● **MATERIAL FOR THIS EXERCISE**
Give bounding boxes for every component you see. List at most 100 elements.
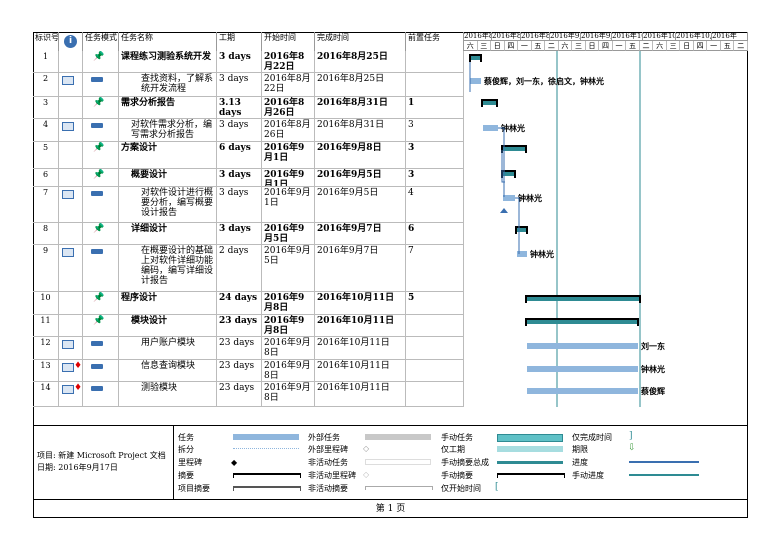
- task-pred-cell[interactable]: 7: [406, 245, 464, 291]
- task-info-cell[interactable]: [59, 292, 83, 314]
- task-name-cell[interactable]: 对软件设计进行概要分析，编写概要设计报告: [119, 187, 217, 222]
- task-finish-cell[interactable]: 2016年9月5日: [315, 187, 406, 222]
- task-duration-cell[interactable]: 3 days: [217, 187, 262, 222]
- task-duration-cell[interactable]: 23 days: [217, 360, 262, 381]
- task-start-cell[interactable]: 2016年8月22日: [262, 73, 315, 96]
- task-pred-cell[interactable]: 5: [406, 292, 464, 314]
- task-name-cell[interactable]: 用户账户模块: [119, 337, 217, 359]
- task-finish-cell[interactable]: 2016年10月11日: [315, 360, 406, 381]
- task-finish-cell[interactable]: 2016年9月5日: [315, 169, 406, 186]
- task-id-cell[interactable]: 5: [33, 142, 59, 168]
- task-start-cell[interactable]: 2016年9月1日: [262, 187, 315, 222]
- header-mode[interactable]: 任务模式: [83, 32, 119, 51]
- task-pred-cell[interactable]: 3: [406, 169, 464, 186]
- task-start-cell[interactable]: 2016年9月8日: [262, 382, 315, 406]
- task-row[interactable]: 12 用户账户模块 23 days 2016年9月8日 2016年10月11日: [33, 337, 464, 360]
- task-id-cell[interactable]: 11: [33, 315, 59, 336]
- task-name-cell[interactable]: 程序设计: [119, 292, 217, 314]
- task-mode-icon[interactable]: [83, 119, 119, 141]
- task-start-cell[interactable]: 2016年8月26日: [262, 97, 315, 118]
- task-pred-cell[interactable]: [406, 337, 464, 359]
- task-info-cell[interactable]: [59, 51, 83, 72]
- task-pred-cell[interactable]: [406, 51, 464, 72]
- task-name-cell[interactable]: 对软件需求分析，编写需求分析报告: [119, 119, 217, 141]
- task-pred-cell[interactable]: 4: [406, 187, 464, 222]
- task-mode-icon[interactable]: [83, 360, 119, 381]
- task-start-cell[interactable]: 2016年9月5日: [262, 223, 315, 244]
- task-mode-icon[interactable]: [83, 245, 119, 291]
- task-finish-cell[interactable]: 2016年9月7日: [315, 245, 406, 291]
- task-pred-cell[interactable]: [406, 382, 464, 406]
- task-info-cell[interactable]: [59, 187, 83, 222]
- task-mode-icon[interactable]: [83, 382, 119, 406]
- task-duration-cell[interactable]: 23 days: [217, 315, 262, 336]
- task-info-cell[interactable]: [59, 142, 83, 168]
- task-finish-cell[interactable]: 2016年8月25日: [315, 51, 406, 72]
- task-name-cell[interactable]: 查找资料，了解系统开发流程: [119, 73, 217, 96]
- task-id-cell[interactable]: 12: [33, 337, 59, 359]
- task-pred-cell[interactable]: [406, 315, 464, 336]
- task-row[interactable]: 2 查找资料，了解系统开发流程 3 days 2016年8月22日 2016年8月25日: [33, 73, 464, 97]
- task-row[interactable]: 3 📌 需求分析报告 3.13 days 2016年8月26日 2016年8月31日 1: [33, 97, 464, 119]
- task-row[interactable]: 9 在概要设计的基础上对软件详细功能编码，编写详细设计报告 2 days 2016年9…: [33, 245, 464, 292]
- task-start-cell[interactable]: 2016年9月1日: [262, 169, 315, 186]
- task-mode-icon[interactable]: [83, 73, 119, 96]
- task-row[interactable]: 5 📌 方案设计 6 days 2016年9月1日 2016年9月8日 3: [33, 142, 464, 169]
- header-duration[interactable]: 工期: [217, 32, 262, 51]
- task-duration-cell[interactable]: 3 days: [217, 223, 262, 244]
- task-row[interactable]: 10 📌 程序设计 24 days 2016年9月8日 2016年10月11日 5: [33, 292, 464, 315]
- auto-schedule-pin-icon[interactable]: 📌: [83, 51, 119, 72]
- task-row[interactable]: 6 📌 概要设计 3 days 2016年9月1日 2016年9月5日 3: [33, 169, 464, 187]
- task-start-cell[interactable]: 2016年9月1日: [262, 142, 315, 168]
- task-row[interactable]: 7 对软件设计进行概要分析，编写概要设计报告 3 days 2016年9月1日 2016…: [33, 187, 464, 223]
- task-row[interactable]: 8 📌 详细设计 3 days 2016年9月5日 2016年9月7日 6: [33, 223, 464, 245]
- task-pred-cell[interactable]: [406, 73, 464, 96]
- header-id[interactable]: 标识号: [33, 32, 59, 51]
- task-start-cell[interactable]: 2016年9月8日: [262, 337, 315, 359]
- task-info-cell[interactable]: [59, 169, 83, 186]
- task-name-cell[interactable]: 方案设计: [119, 142, 217, 168]
- header-finish[interactable]: 完成时间: [315, 32, 406, 51]
- task-info-cell[interactable]: [59, 73, 83, 96]
- header-pred[interactable]: 前置任务: [406, 32, 464, 51]
- task-pred-cell[interactable]: 3: [406, 119, 464, 141]
- task-info-cell[interactable]: [59, 119, 83, 141]
- task-id-cell[interactable]: 10: [33, 292, 59, 314]
- task-id-cell[interactable]: 1: [33, 51, 59, 72]
- task-pred-cell[interactable]: 1: [406, 97, 464, 118]
- task-duration-cell[interactable]: 23 days: [217, 382, 262, 406]
- task-mode-icon[interactable]: [83, 187, 119, 222]
- task-duration-cell[interactable]: 2 days: [217, 245, 262, 291]
- task-finish-cell[interactable]: 2016年8月25日: [315, 73, 406, 96]
- task-name-cell[interactable]: 概要设计: [119, 169, 217, 186]
- task-id-cell[interactable]: 13: [33, 360, 59, 381]
- task-finish-cell[interactable]: 2016年10月11日: [315, 382, 406, 406]
- task-info-cell[interactable]: [59, 223, 83, 244]
- task-name-cell[interactable]: 信息查询模块: [119, 360, 217, 381]
- header-name[interactable]: 任务名称: [119, 32, 217, 51]
- task-name-cell[interactable]: 在概要设计的基础上对软件详细功能编码，编写详细设计报告: [119, 245, 217, 291]
- task-duration-cell[interactable]: 3 days: [217, 73, 262, 96]
- task-finish-cell[interactable]: 2016年8月31日: [315, 97, 406, 118]
- task-name-cell[interactable]: 需求分析报告: [119, 97, 217, 118]
- task-id-cell[interactable]: 8: [33, 223, 59, 244]
- auto-schedule-pin-icon[interactable]: 📌: [83, 223, 119, 244]
- task-duration-cell[interactable]: 3.13 days: [217, 97, 262, 118]
- task-start-cell[interactable]: 2016年8月22日: [262, 51, 315, 72]
- auto-schedule-pin-icon[interactable]: 📌: [83, 97, 119, 118]
- task-info-cell[interactable]: [59, 97, 83, 118]
- task-info-cell[interactable]: [59, 315, 83, 336]
- task-finish-cell[interactable]: 2016年10月11日: [315, 337, 406, 359]
- task-info-cell[interactable]: ♦: [59, 360, 83, 381]
- task-duration-cell[interactable]: 6 days: [217, 142, 262, 168]
- task-row[interactable]: 4 对软件需求分析，编写需求分析报告 3 days 2016年8月26日 2016年8月…: [33, 119, 464, 142]
- task-name-cell[interactable]: 测验模块: [119, 382, 217, 406]
- task-finish-cell[interactable]: 2016年9月7日: [315, 223, 406, 244]
- task-id-cell[interactable]: 3: [33, 97, 59, 118]
- task-id-cell[interactable]: 6: [33, 169, 59, 186]
- auto-schedule-pin-icon[interactable]: 📌: [83, 292, 119, 314]
- auto-schedule-pin-icon[interactable]: 📌: [83, 169, 119, 186]
- task-start-cell[interactable]: 2016年9月8日: [262, 315, 315, 336]
- auto-schedule-pin-icon[interactable]: 📌: [83, 142, 119, 168]
- task-duration-cell[interactable]: 23 days: [217, 337, 262, 359]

● **WORK INSTRUCTIONS**
Please put the lines between the one holding "- task-pred-cell[interactable]: 7: [406, 245, 464, 291]" and the one holding "- task-start-cell[interactable]: 2016年8月22日: [262, 73, 315, 96]", both included, into a numbered list and leave out any blank lines.

● **EXPECTED ANSWER**
1. - task-pred-cell[interactable]: 7: [406, 245, 464, 291]
2. - task-info-cell[interactable]: [59, 292, 83, 314]
3. - task-name-cell[interactable]: 对软件设计进行概要分析，编写概要设计报告: [119, 187, 217, 222]
4. - task-finish-cell[interactable]: 2016年9月5日: [315, 187, 406, 222]
5. - task-duration-cell[interactable]: 3 days: [217, 187, 262, 222]
6. - task-duration-cell[interactable]: 23 days: [217, 360, 262, 381]
7. - task-start-cell[interactable]: 2016年8月22日: [262, 73, 315, 96]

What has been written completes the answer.